═════ ROWS ═════
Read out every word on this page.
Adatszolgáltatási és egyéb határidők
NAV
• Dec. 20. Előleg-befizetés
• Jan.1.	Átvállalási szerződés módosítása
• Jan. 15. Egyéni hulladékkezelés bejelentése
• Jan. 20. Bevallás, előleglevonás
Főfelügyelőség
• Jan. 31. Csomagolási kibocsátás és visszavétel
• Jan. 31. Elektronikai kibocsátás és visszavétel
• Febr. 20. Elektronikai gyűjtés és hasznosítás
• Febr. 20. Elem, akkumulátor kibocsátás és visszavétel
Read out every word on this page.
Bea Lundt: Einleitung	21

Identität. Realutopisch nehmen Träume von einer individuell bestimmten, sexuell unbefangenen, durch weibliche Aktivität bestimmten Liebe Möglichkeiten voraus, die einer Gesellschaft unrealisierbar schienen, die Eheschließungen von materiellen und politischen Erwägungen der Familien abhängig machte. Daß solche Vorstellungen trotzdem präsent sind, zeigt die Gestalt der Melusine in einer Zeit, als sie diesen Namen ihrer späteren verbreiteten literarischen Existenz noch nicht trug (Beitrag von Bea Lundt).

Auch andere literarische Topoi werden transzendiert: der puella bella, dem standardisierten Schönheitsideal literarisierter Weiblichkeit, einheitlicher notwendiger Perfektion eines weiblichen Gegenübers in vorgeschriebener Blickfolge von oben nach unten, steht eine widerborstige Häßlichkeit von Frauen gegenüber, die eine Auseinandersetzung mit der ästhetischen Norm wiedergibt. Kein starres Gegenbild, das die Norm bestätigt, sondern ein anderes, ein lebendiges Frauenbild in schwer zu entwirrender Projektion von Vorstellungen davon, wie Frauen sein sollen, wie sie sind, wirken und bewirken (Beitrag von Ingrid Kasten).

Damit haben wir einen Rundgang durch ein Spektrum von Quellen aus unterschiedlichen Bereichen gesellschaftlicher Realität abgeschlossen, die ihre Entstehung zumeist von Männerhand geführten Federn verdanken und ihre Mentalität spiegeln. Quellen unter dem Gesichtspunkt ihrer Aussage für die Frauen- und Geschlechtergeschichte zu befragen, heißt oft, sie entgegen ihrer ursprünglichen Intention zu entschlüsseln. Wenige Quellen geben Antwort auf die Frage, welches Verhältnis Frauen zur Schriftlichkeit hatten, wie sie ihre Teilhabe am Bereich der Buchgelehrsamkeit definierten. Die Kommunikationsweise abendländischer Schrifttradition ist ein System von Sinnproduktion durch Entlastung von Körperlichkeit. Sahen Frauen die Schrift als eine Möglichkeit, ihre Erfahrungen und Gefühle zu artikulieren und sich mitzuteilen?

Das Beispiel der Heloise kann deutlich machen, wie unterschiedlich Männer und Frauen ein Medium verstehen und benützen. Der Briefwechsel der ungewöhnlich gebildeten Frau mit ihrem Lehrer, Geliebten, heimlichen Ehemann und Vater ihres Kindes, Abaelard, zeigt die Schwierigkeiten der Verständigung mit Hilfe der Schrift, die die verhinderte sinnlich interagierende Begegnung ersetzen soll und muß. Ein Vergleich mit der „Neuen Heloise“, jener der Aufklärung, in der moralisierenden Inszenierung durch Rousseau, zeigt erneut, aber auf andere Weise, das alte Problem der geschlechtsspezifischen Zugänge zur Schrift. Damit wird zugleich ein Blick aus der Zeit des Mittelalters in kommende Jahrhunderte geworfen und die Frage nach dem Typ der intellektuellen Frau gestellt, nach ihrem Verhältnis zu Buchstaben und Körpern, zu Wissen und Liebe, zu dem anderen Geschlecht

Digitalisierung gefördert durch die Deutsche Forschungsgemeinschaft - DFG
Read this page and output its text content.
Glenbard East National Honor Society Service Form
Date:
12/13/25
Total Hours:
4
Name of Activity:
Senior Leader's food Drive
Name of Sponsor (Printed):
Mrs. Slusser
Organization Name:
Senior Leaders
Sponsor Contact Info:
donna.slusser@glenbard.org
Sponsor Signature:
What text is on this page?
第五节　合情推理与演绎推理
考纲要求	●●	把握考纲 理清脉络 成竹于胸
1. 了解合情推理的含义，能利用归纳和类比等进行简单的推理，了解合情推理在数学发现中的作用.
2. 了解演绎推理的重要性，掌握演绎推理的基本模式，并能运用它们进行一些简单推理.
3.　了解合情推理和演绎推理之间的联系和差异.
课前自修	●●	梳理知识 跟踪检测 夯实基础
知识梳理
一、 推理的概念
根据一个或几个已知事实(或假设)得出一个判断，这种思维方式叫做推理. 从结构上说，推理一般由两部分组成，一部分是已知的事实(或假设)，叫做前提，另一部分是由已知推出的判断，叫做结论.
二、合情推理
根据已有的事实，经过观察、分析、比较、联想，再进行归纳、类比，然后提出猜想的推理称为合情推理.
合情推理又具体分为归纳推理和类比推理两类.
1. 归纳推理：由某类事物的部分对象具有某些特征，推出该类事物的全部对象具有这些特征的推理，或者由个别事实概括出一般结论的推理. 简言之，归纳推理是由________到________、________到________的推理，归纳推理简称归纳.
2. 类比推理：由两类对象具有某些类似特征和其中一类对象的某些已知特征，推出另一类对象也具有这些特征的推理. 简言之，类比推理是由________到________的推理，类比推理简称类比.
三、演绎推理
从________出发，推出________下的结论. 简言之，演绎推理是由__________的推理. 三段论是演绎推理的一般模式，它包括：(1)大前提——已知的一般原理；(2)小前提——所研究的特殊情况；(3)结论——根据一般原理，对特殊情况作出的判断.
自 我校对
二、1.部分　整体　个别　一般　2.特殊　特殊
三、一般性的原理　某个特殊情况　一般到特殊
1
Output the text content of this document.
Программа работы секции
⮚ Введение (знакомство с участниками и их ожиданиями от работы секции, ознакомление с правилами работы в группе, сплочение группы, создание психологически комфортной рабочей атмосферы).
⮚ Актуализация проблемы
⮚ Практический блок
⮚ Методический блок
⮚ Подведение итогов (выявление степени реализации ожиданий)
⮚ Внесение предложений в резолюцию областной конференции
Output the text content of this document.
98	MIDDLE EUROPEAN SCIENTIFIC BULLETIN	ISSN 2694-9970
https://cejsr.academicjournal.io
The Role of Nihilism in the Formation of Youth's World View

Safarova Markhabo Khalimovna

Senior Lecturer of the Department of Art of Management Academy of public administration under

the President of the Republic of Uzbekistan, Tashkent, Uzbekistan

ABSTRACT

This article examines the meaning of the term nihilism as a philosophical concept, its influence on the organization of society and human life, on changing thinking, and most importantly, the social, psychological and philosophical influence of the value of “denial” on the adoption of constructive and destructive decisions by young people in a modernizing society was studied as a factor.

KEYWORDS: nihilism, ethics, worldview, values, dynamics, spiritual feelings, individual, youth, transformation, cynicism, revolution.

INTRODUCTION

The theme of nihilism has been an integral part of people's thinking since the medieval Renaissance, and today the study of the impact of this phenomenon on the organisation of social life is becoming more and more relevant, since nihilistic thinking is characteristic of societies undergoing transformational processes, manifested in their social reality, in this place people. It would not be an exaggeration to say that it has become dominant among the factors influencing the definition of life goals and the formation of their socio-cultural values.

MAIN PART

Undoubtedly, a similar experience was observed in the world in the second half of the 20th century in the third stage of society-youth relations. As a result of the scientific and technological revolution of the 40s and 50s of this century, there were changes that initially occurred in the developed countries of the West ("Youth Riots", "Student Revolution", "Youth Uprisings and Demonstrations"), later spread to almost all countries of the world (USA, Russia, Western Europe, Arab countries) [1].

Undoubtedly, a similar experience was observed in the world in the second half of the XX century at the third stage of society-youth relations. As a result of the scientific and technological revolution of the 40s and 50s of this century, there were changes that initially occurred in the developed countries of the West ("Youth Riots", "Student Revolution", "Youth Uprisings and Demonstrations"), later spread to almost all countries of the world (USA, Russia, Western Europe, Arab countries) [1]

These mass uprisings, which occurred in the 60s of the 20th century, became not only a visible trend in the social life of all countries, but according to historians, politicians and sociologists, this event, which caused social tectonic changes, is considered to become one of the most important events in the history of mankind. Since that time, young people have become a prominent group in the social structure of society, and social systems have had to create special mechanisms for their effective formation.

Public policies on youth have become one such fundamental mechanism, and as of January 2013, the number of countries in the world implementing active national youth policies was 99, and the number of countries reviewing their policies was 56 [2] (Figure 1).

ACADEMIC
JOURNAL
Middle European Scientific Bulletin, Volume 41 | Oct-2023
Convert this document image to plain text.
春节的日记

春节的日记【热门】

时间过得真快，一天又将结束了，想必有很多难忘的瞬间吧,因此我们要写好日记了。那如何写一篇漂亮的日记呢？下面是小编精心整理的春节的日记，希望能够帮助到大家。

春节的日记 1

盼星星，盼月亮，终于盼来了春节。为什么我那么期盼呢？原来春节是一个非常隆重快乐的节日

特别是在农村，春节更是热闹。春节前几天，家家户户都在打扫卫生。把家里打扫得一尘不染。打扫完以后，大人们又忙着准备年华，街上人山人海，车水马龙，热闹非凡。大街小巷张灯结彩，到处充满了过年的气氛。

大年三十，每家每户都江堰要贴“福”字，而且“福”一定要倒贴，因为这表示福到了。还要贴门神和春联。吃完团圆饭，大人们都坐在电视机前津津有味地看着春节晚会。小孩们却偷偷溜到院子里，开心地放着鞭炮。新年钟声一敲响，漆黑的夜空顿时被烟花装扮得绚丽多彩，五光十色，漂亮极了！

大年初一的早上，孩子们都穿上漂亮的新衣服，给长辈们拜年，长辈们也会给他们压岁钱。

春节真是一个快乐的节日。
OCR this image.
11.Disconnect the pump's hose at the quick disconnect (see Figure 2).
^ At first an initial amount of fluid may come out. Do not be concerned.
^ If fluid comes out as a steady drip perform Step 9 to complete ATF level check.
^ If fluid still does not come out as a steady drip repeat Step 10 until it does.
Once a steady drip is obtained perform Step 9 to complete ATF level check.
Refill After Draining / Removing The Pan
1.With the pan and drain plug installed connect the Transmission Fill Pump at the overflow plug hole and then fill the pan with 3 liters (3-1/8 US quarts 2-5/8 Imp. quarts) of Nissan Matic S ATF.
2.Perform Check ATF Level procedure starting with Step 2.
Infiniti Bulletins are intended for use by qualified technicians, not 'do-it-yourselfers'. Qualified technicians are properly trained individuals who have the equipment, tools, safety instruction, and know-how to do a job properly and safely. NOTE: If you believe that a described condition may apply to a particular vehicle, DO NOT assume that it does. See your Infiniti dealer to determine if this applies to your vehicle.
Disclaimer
═════
EXERCISE DETAILS
From the records, copy every line that has the string "секции" in it.

OUTPUT OF THE EXERCISE
Программа работы секции
⮚ Введение (знакомство с участниками и их ожиданиями от работы секции, ознакомление с правилами работы в группе, сплочение группы, создание психологически комфортной рабочей атмосферы).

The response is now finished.